What you have to do
Turn every one of the lines below into a Markdown table with two columns, "No." and "Entry": put a row number in the first column and the full line in the second, and leave out any blank lines.

Layout element entries
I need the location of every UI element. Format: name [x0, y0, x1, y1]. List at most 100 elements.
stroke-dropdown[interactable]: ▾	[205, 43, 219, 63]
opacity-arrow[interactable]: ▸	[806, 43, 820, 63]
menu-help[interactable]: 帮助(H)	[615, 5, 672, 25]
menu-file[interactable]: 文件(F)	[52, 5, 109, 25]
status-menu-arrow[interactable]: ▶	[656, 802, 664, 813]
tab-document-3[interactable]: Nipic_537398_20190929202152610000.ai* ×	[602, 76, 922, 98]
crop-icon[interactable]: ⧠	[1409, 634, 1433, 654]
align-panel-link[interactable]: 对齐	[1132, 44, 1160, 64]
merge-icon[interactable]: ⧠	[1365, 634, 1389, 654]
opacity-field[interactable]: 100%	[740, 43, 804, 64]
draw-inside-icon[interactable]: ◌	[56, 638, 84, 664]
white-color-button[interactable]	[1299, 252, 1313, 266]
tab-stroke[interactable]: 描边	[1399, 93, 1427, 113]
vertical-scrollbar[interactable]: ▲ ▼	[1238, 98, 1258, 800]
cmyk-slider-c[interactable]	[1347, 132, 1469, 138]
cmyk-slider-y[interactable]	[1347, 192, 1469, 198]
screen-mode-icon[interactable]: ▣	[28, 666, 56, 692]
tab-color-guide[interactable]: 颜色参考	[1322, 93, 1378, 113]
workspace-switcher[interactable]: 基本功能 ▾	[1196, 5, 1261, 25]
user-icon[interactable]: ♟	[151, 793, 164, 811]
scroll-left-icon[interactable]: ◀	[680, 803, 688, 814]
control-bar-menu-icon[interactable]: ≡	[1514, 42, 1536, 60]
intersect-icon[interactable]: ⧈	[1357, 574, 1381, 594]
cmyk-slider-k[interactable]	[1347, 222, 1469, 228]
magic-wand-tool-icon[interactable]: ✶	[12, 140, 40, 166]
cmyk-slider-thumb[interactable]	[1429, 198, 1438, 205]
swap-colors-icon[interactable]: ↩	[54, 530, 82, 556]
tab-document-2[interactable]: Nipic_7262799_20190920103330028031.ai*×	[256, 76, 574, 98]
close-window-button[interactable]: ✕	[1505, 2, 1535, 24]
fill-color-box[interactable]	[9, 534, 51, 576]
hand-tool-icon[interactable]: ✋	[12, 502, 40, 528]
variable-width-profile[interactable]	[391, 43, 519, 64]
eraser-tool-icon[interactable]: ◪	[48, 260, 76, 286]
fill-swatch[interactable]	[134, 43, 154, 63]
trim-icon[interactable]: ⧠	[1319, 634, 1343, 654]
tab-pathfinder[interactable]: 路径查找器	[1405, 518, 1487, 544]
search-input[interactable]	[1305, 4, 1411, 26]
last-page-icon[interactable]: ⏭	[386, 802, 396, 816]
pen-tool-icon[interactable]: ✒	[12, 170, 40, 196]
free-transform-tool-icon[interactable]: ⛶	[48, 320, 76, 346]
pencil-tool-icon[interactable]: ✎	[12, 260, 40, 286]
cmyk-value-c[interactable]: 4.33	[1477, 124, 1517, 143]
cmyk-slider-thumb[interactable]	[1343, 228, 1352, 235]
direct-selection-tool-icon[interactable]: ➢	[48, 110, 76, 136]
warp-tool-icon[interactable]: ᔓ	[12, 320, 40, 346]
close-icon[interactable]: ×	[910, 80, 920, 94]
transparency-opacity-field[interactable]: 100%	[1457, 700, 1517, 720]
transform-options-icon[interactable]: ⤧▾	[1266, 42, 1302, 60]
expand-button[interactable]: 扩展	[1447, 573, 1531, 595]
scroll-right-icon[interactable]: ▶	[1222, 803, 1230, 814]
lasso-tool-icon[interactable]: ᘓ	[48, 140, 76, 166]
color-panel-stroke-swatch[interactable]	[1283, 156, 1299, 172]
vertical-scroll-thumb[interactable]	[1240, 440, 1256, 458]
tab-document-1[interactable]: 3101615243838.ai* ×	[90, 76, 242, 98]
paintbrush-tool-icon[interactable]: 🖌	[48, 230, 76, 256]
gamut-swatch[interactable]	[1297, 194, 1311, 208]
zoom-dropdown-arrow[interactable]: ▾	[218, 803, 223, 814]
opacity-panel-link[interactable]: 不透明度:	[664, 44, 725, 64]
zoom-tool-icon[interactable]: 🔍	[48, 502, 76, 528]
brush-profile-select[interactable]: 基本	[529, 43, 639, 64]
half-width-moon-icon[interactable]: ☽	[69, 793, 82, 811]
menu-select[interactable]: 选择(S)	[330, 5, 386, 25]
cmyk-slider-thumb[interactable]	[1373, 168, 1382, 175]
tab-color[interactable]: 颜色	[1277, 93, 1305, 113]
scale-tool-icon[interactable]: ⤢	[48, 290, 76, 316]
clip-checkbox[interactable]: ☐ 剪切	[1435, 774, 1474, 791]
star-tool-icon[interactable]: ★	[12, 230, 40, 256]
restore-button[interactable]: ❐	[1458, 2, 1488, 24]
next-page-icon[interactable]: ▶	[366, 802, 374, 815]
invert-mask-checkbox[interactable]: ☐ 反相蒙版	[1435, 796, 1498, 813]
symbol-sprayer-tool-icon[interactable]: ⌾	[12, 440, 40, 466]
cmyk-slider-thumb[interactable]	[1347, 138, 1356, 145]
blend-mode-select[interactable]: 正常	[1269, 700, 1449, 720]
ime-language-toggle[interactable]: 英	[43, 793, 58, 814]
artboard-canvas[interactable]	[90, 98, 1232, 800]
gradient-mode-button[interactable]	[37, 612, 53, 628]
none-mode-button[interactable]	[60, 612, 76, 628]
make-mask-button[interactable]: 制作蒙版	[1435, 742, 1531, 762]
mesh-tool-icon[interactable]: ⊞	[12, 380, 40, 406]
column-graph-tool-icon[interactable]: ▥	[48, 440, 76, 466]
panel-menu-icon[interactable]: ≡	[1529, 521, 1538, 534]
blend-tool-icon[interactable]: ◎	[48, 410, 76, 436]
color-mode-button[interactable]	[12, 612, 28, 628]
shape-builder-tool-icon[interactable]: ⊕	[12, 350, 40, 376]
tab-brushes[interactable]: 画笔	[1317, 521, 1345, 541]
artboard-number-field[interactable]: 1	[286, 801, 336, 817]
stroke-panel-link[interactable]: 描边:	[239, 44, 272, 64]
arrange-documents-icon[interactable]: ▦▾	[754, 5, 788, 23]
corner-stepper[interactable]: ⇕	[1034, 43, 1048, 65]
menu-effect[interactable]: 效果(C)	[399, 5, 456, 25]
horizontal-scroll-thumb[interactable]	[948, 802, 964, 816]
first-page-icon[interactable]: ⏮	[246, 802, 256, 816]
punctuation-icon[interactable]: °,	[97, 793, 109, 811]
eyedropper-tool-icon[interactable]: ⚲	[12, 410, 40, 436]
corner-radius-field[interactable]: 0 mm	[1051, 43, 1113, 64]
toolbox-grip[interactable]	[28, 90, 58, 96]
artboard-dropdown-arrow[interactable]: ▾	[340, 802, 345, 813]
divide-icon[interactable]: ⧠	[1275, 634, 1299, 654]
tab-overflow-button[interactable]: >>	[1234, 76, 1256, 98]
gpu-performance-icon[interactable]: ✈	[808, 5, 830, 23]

Response
| No. | Entry |
|---|---|
| 1 | I need the location of every UI element. Format: name [x0, y0, x1, y1]. List at most 100 elements. |
| 2 | stroke-dropdown[interactable]: ▾	[205, 43, 219, 63] |
| 3 | opacity-arrow[interactable]: ▸	[806, 43, 820, 63] |
| 4 | menu-help[interactable]: 帮助(H)	[615, 5, 672, 25] |
| 5 | menu-file[interactable]: 文件(F)	[52, 5, 109, 25] |
| 6 | status-menu-arrow[interactable]: ▶	[656, 802, 664, 813] |
| 7 | tab-document-3[interactable]: Nipic_537398_20190929202152610000.ai* ×	[602, 76, 922, 98] |
| 8 | crop-icon[interactable]: ⧠	[1409, 634, 1433, 654] |
| 9 | align-panel-link[interactable]: 对齐	[1132, 44, 1160, 64] |
| 10 | merge-icon[interactable]: ⧠	[1365, 634, 1389, 654] |
| 11 | opacity-field[interactable]: 100%	[740, 43, 804, 64] |
| 12 | draw-inside-icon[interactable]: ◌	[56, 638, 84, 664] |
| 13 | white-color-button[interactable]	[1299, 252, 1313, 266] |
| 14 | tab-stroke[interactable]: 描边	[1399, 93, 1427, 113] |
| 15 | vertical-scrollbar[interactable]: ▲ ▼	[1238, 98, 1258, 800] |
| 16 | cmyk-slider-c[interactable]	[1347, 132, 1469, 138] |
| 17 | cmyk-slider-y[interactable]	[1347, 192, 1469, 198] |
| 18 | screen-mode-icon[interactable]: ▣	[28, 666, 56, 692] |
| 19 | tab-color-guide[interactable]: 颜色参考	[1322, 93, 1378, 113] |
| 20 | workspace-switcher[interactable]: 基本功能 ▾	[1196, 5, 1261, 25] |
| 21 | user-icon[interactable]: ♟	[151, 793, 164, 811] |
| 22 | scroll-left-icon[interactable]: ◀	[680, 803, 688, 814] |
| 23 | control-bar-menu-icon[interactable]: ≡	[1514, 42, 1536, 60] |
| 24 | intersect-icon[interactable]: ⧈	[1357, 574, 1381, 594] |
| 25 | cmyk-slider-k[interactable]	[1347, 222, 1469, 228] |
| 26 | magic-wand-tool-icon[interactable]: ✶	[12, 140, 40, 166] |
| 27 | cmyk-slider-thumb[interactable]	[1429, 198, 1438, 205] |
| 28 | swap-colors-icon[interactable]: ↩	[54, 530, 82, 556] |
| 29 | tab-document-2[interactable]: Nipic_7262799_20190920103330028031.ai*×	[256, 76, 574, 98] |
| 30 | close-window-button[interactable]: ✕	[1505, 2, 1535, 24] |
| 31 | fill-color-box[interactable]	[9, 534, 51, 576] |
| 32 | hand-tool-icon[interactable]: ✋	[12, 502, 40, 528] |
| 33 | variable-width-profile[interactable]	[391, 43, 519, 64] |
| 34 | eraser-tool-icon[interactable]: ◪	[48, 260, 76, 286] |
| 35 | fill-swatch[interactable]	[134, 43, 154, 63] |
| 36 | trim-icon[interactable]: ⧠	[1319, 634, 1343, 654] |
| 37 | tab-pathfinder[interactable]: 路径查找器	[1405, 518, 1487, 544] |
| 38 | search-input[interactable]	[1305, 4, 1411, 26] |
| 39 | last-page-icon[interactable]: ⏭	[386, 802, 396, 816] |
| 40 | pen-tool-icon[interactable]: ✒	[12, 170, 40, 196] |
| 41 | free-transform-tool-icon[interactable]: ⛶	[48, 320, 76, 346] |
| 42 | pencil-tool-icon[interactable]: ✎	[12, 260, 40, 286] |
| 43 | cmyk-value-c[interactable]: 4.33	[1477, 124, 1517, 143] |
| 44 | cmyk-slider-thumb[interactable]	[1343, 228, 1352, 235] |
| 45 | direct-selection-tool-icon[interactable]: ➢	[48, 110, 76, 136] |
| 46 | warp-tool-icon[interactable]: ᔓ	[12, 320, 40, 346] |
| 47 | close-icon[interactable]: ×	[910, 80, 920, 94] |
| 48 | transparency-opacity-field[interactable]: 100%	[1457, 700, 1517, 720] |
| 49 | transform-options-icon[interactable]: ⤧▾	[1266, 42, 1302, 60] |
| 50 | expand-button[interactable]: 扩展	[1447, 573, 1531, 595] |
| 51 | scroll-right-icon[interactable]: ▶	[1222, 803, 1230, 814] |
| 52 | lasso-tool-icon[interactable]: ᘓ	[48, 140, 76, 166] |
| 53 | color-panel-stroke-swatch[interactable]	[1283, 156, 1299, 172] |
| 54 | vertical-scroll-thumb[interactable]	[1240, 440, 1256, 458] |
| 55 | tab-document-1[interactable]: 3101615243838.ai* ×	[90, 76, 242, 98] |
| 56 | paintbrush-tool-icon[interactable]: 🖌	[48, 230, 76, 256] |
| 57 | gamut-swatch[interactable]	[1297, 194, 1311, 208] |
| 58 | zoom-dropdown-arrow[interactable]: ▾	[218, 803, 223, 814] |
| 59 | opacity-panel-link[interactable]: 不透明度:	[664, 44, 725, 64] |
| 60 | zoom-tool-icon[interactable]: 🔍	[48, 502, 76, 528] |
| 61 | brush-profile-select[interactable]: 基本	[529, 43, 639, 64] |
| 62 | half-width-moon-icon[interactable]: ☽	[69, 793, 82, 811] |
| 63 | menu-select[interactable]: 选择(S)	[330, 5, 386, 25] |
| 64 | cmyk-slider-thumb[interactable]	[1373, 168, 1382, 175] |
| 65 | tab-color[interactable]: 颜色	[1277, 93, 1305, 113] |
| 66 | scale-tool-icon[interactable]: ⤢	[48, 290, 76, 316] |
| 67 | clip-checkbox[interactable]: ☐ 剪切	[1435, 774, 1474, 791] |
| 68 | star-tool-icon[interactable]: ★	[12, 230, 40, 256] |
| 69 | restore-button[interactable]: ❐	[1458, 2, 1488, 24] |
| 70 | next-page-icon[interactable]: ▶	[366, 802, 374, 815] |
| 71 | invert-mask-checkbox[interactable]: ☐ 反相蒙版	[1435, 796, 1498, 813] |
| 72 | symbol-sprayer-tool-icon[interactable]: ⌾	[12, 440, 40, 466] |
| 73 | cmyk-slider-thumb[interactable]	[1347, 138, 1356, 145] |
| 74 | blend-mode-select[interactable]: 正常	[1269, 700, 1449, 720] |
| 75 | ime-language-toggle[interactable]: 英	[43, 793, 58, 814] |
| 76 | artboard-canvas[interactable]	[90, 98, 1232, 800] |
| 77 | gradient-mode-button[interactable]	[37, 612, 53, 628] |
| 78 | none-mode-button[interactable]	[60, 612, 76, 628] |
| 79 | make-mask-button[interactable]: 制作蒙版	[1435, 742, 1531, 762] |
| 80 | mesh-tool-icon[interactable]: ⊞	[12, 380, 40, 406] |
| 81 | column-graph-tool-icon[interactable]: ▥	[48, 440, 76, 466] |
| 82 | panel-menu-icon[interactable]: ≡	[1529, 521, 1538, 534] |
| 83 | blend-tool-icon[interactable]: ◎	[48, 410, 76, 436] |
| 84 | color-mode-button[interactable]	[12, 612, 28, 628] |
| 85 | shape-builder-tool-icon[interactable]: ⊕	[12, 350, 40, 376] |
| 86 | tab-brushes[interactable]: 画笔	[1317, 521, 1345, 541] |
| 87 | artboard-number-field[interactable]: 1	[286, 801, 336, 817] |
| 88 | stroke-panel-link[interactable]: 描边:	[239, 44, 272, 64] |
| 89 | arrange-documents-icon[interactable]: ▦▾	[754, 5, 788, 23] |
| 90 | corner-stepper[interactable]: ⇕	[1034, 43, 1048, 65] |
| 91 | menu-effect[interactable]: 效果(C)	[399, 5, 456, 25] |
| 92 | horizontal-scroll-thumb[interactable]	[948, 802, 964, 816] |
| 93 | first-page-icon[interactable]: ⏮	[246, 802, 256, 816] |
| 94 | punctuation-icon[interactable]: °,	[97, 793, 109, 811] |
| 95 | eyedropper-tool-icon[interactable]: ⚲	[12, 410, 40, 436] |
| 96 | corner-radius-field[interactable]: 0 mm	[1051, 43, 1113, 64] |
| 97 | toolbox-grip[interactable]	[28, 90, 58, 96] |
| 98 | artboard-dropdown-arrow[interactable]: ▾	[340, 802, 345, 813] |
| 99 | divide-icon[interactable]: ⧠	[1275, 634, 1299, 654] |
| 100 | tab-overflow-button[interactable]: >>	[1234, 76, 1256, 98] |
| 101 | gpu-performance-icon[interactable]: ✈	[808, 5, 830, 23] |